_Listed entries:_

-- BEGIN --

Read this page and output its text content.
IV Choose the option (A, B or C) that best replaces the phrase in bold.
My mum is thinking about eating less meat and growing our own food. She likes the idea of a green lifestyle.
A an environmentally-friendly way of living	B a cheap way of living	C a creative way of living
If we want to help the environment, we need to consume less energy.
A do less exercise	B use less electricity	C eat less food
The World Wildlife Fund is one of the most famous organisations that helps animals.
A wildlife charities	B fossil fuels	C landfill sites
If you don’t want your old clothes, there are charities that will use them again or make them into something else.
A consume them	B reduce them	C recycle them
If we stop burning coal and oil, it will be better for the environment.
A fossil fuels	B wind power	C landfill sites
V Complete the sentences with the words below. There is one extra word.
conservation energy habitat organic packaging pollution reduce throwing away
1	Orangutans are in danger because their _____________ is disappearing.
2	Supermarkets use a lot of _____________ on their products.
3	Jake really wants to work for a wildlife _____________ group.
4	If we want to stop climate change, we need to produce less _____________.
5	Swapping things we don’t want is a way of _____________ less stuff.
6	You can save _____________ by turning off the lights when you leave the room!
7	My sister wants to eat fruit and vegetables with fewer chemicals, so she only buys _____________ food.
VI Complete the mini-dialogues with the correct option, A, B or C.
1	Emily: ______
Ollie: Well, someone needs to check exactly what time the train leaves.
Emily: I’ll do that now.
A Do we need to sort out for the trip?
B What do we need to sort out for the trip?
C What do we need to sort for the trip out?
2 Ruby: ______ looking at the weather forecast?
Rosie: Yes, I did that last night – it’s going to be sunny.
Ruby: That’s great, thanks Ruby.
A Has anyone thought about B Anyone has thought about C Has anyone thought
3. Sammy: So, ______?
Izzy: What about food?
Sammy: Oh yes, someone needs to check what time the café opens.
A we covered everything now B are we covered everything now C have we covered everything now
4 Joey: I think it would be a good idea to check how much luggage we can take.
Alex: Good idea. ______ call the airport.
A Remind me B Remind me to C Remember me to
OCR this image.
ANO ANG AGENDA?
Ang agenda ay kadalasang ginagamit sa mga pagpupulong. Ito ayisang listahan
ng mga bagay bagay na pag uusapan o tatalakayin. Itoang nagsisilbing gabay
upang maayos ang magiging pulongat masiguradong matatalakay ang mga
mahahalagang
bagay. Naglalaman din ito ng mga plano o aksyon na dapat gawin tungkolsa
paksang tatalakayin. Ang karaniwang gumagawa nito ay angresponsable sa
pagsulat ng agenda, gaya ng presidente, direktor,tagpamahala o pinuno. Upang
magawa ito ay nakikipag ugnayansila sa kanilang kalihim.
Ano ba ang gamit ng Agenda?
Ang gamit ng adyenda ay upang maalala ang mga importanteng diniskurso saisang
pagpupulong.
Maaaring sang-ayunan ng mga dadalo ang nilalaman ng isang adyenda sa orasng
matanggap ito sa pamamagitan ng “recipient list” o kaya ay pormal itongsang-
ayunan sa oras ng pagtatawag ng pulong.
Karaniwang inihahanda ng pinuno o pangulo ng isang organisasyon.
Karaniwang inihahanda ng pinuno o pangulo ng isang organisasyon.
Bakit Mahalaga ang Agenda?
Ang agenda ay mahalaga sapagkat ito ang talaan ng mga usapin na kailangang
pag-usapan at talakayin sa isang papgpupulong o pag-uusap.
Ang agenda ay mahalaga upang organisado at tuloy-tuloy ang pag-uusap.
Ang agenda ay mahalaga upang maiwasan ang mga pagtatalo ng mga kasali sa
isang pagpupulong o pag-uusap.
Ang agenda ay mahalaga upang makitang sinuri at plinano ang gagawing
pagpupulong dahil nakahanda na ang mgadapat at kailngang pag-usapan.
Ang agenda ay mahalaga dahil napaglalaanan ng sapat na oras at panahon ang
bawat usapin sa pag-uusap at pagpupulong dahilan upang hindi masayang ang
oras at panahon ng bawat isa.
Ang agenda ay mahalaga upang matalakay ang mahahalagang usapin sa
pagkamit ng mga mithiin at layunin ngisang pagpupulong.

-- END --

_Goal:_
How many of the lines above include the string "about"? Answer with the number only.

_Reply to the task:_
3